● Exercise: Find every line containing the word "this" in the records below; report only how many there are.

A run of records:

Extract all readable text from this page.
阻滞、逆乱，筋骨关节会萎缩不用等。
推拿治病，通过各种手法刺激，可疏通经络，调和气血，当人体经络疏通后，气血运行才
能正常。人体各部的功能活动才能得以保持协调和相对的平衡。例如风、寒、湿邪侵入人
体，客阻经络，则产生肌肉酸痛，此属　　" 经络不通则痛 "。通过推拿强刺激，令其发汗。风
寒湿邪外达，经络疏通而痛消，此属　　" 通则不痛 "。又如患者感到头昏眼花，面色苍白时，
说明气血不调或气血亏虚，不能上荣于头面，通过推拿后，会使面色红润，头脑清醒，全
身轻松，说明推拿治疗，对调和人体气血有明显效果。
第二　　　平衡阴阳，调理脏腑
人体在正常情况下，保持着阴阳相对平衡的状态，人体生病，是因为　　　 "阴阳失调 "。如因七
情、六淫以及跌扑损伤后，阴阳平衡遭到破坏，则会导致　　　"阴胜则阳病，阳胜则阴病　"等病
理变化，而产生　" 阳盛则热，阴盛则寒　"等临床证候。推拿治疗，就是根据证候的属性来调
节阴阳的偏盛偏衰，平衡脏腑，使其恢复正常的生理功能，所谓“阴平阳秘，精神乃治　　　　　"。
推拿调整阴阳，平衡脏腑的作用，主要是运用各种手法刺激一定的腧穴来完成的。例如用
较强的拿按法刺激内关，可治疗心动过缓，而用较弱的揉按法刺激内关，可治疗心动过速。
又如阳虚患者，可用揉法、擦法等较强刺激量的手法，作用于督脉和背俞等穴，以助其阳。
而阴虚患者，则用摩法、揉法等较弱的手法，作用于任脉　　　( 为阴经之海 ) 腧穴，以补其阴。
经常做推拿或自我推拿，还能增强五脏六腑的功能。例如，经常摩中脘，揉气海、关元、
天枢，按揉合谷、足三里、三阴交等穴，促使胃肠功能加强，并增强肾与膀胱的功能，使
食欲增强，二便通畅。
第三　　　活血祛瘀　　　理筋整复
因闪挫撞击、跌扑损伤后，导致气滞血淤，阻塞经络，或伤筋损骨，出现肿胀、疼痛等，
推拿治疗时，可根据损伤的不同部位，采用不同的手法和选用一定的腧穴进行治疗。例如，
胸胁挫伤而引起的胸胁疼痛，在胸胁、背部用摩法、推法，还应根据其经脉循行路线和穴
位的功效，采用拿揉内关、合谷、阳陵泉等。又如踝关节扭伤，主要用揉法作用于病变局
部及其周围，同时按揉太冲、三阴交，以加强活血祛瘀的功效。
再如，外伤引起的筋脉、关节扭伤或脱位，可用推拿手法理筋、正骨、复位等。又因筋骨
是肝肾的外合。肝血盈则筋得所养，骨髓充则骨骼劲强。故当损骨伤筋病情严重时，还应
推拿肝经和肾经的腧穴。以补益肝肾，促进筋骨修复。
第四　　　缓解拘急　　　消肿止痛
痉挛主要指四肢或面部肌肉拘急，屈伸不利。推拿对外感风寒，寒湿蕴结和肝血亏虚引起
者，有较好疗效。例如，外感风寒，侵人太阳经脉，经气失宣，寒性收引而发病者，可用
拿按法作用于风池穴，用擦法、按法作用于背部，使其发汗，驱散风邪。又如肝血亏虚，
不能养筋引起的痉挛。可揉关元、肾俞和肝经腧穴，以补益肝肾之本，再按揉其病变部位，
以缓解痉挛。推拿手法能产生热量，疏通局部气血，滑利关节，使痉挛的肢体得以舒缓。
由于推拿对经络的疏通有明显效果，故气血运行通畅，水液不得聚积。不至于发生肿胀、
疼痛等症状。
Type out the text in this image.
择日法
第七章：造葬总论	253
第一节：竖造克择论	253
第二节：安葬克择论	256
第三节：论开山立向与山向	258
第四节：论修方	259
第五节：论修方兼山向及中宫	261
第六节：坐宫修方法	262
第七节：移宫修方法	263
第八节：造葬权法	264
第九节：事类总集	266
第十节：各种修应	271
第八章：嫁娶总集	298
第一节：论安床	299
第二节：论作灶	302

● Written response: 2